EXERCISE GOAL =
Review the lines that follow and copy each one that contains the word "项第一个".

INPUT DATA =
_ _ _ _

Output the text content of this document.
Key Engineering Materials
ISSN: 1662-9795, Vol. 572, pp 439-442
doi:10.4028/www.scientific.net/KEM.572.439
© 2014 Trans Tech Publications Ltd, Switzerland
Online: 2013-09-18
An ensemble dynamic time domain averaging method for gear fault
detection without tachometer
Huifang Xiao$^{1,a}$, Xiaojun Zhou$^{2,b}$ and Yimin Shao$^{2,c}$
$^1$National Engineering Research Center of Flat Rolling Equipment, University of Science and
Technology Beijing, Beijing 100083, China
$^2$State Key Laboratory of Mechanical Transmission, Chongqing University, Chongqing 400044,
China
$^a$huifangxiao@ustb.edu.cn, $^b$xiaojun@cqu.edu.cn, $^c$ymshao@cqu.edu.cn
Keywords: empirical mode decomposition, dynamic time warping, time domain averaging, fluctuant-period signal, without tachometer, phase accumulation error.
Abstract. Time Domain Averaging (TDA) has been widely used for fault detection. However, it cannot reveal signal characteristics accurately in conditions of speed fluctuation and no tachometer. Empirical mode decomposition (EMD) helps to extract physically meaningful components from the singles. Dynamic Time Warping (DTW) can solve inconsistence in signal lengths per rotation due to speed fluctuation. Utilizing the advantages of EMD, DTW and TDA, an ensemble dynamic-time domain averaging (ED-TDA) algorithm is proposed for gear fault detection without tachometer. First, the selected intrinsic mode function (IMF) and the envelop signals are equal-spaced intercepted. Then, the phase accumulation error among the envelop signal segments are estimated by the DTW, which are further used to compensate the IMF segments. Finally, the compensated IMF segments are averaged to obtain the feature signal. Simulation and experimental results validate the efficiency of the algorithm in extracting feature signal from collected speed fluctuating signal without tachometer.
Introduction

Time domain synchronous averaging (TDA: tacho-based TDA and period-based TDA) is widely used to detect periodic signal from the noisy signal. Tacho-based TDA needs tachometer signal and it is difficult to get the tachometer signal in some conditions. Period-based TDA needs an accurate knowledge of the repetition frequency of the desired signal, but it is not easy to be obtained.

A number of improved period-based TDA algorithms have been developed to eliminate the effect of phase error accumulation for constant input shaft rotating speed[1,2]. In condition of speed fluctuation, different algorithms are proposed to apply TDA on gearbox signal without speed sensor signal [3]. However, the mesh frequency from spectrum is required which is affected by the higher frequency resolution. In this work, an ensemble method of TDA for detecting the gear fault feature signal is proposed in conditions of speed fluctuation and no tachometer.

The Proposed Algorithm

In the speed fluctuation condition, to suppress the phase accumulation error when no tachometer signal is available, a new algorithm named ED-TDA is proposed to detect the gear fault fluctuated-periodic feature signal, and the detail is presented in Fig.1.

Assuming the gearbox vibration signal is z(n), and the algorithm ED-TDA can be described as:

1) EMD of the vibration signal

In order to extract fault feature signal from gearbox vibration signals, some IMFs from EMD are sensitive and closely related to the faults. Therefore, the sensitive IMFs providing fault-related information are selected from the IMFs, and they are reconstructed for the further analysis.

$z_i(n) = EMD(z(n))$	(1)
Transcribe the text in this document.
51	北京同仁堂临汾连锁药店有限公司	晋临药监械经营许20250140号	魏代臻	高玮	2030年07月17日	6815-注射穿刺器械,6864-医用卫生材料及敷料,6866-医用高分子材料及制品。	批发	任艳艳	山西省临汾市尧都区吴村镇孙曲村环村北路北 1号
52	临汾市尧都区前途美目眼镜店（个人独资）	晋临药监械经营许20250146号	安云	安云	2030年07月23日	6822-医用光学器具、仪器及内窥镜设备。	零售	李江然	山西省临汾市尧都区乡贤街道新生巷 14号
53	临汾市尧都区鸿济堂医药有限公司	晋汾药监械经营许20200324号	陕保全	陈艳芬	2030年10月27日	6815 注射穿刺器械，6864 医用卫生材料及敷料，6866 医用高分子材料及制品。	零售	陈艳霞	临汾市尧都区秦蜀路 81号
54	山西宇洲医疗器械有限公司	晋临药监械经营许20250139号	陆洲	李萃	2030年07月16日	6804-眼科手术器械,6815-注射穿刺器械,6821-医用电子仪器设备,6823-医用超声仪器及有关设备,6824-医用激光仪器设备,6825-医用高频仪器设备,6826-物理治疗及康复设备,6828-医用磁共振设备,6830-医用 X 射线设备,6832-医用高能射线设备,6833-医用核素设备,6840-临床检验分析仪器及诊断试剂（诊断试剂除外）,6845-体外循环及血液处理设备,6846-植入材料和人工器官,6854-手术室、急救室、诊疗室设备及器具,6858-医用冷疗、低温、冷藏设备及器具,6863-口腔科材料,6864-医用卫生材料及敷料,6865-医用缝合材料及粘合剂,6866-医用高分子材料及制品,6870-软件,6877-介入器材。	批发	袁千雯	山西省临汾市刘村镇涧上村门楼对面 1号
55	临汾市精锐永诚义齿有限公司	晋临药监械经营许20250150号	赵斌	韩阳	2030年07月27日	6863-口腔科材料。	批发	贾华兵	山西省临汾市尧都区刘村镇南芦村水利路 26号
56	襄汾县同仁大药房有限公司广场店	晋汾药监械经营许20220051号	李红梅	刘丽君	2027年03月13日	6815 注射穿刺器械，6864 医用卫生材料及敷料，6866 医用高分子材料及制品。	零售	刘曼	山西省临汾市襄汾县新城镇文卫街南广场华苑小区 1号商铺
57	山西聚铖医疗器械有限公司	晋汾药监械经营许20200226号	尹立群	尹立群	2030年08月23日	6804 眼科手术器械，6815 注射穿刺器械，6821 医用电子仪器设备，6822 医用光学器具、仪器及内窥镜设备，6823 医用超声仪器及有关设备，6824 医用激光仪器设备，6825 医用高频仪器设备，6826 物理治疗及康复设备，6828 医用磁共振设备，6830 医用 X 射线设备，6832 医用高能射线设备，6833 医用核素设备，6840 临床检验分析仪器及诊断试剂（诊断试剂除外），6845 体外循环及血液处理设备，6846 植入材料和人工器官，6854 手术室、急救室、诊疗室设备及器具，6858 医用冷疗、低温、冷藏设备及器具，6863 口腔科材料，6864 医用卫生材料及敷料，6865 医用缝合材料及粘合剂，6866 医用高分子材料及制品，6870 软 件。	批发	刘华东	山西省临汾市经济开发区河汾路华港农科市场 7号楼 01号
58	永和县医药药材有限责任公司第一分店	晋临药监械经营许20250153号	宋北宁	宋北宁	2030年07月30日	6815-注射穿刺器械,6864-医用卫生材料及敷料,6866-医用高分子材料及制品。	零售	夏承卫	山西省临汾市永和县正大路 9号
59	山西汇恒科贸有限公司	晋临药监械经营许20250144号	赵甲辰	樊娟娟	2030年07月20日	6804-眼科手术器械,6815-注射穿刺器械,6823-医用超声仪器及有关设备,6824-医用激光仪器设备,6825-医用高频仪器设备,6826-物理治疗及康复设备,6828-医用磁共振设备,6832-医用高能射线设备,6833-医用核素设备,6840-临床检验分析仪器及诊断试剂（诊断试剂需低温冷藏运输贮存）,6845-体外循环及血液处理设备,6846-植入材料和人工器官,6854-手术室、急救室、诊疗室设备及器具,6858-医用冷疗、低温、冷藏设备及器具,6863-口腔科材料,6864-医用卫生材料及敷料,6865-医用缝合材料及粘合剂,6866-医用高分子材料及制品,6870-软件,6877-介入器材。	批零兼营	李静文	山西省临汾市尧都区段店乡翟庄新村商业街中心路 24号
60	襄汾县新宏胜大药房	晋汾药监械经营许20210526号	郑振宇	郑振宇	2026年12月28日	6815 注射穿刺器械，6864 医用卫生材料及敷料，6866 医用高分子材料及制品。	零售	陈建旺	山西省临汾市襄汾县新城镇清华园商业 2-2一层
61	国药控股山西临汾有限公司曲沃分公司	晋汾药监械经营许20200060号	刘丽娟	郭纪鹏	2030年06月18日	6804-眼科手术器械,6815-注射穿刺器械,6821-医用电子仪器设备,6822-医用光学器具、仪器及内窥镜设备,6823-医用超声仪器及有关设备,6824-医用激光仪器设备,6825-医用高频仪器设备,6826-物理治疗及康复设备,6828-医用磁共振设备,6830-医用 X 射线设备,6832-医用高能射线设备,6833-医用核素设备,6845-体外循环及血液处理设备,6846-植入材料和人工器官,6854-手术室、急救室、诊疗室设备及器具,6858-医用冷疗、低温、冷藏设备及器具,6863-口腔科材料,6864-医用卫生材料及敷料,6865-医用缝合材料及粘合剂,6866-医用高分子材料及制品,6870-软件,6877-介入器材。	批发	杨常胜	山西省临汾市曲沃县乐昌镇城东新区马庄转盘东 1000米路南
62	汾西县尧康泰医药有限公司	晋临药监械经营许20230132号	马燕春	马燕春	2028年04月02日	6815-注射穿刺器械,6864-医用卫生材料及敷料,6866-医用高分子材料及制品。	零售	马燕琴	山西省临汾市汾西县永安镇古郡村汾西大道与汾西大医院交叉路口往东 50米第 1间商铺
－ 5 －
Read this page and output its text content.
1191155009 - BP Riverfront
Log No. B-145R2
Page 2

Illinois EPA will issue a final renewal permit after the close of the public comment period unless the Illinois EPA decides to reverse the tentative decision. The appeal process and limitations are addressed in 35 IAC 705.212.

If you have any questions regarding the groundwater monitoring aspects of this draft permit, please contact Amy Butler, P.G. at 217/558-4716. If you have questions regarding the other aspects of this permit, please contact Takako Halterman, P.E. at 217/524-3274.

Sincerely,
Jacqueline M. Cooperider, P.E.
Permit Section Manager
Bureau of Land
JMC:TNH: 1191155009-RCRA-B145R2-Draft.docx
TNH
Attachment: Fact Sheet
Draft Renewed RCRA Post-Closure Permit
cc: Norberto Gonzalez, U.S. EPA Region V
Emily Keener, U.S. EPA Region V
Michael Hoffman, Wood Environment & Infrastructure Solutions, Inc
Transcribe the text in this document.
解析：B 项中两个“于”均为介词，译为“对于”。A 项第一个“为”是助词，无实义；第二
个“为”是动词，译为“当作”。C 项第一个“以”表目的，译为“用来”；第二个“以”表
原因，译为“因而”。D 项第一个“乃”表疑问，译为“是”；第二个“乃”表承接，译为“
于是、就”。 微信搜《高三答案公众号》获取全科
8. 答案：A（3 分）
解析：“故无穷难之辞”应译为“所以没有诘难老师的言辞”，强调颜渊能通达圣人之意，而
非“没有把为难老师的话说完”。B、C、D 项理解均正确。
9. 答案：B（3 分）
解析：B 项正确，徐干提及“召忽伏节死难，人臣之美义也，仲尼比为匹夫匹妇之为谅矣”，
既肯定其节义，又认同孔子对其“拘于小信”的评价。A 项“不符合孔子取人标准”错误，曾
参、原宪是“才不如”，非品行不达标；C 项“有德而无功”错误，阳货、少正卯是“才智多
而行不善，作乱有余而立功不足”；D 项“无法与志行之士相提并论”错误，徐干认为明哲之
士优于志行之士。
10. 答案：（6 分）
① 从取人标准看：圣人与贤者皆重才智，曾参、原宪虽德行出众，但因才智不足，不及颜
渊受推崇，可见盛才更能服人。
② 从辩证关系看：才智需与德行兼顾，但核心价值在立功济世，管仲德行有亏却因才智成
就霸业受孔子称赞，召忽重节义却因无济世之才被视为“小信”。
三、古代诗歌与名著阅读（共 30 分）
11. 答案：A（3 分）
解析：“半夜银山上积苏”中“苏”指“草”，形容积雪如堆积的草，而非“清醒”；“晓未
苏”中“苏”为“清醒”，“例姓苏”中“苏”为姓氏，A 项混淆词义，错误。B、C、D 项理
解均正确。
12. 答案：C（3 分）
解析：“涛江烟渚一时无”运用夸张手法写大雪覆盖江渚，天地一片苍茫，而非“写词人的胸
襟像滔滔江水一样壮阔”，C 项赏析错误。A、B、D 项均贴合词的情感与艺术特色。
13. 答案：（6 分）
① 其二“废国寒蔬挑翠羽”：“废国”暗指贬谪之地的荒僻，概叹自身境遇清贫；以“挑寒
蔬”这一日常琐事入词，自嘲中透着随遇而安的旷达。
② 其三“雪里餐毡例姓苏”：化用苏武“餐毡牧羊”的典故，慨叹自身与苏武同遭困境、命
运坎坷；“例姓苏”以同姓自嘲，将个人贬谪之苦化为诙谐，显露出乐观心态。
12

_ _ _ _

FULL SOLUTION =
解析：B 项中两个“于”均为介词，译为“对于”。A 项第一个“为”是助词，无实义；第二
个“为”是动词，译为“当作”。C 项第一个“以”表目的，译为“用来”；第二个“以”表
原因，译为“因而”。D 项第一个“乃”表疑问，译为“是”；第二个“乃”表承接，译为“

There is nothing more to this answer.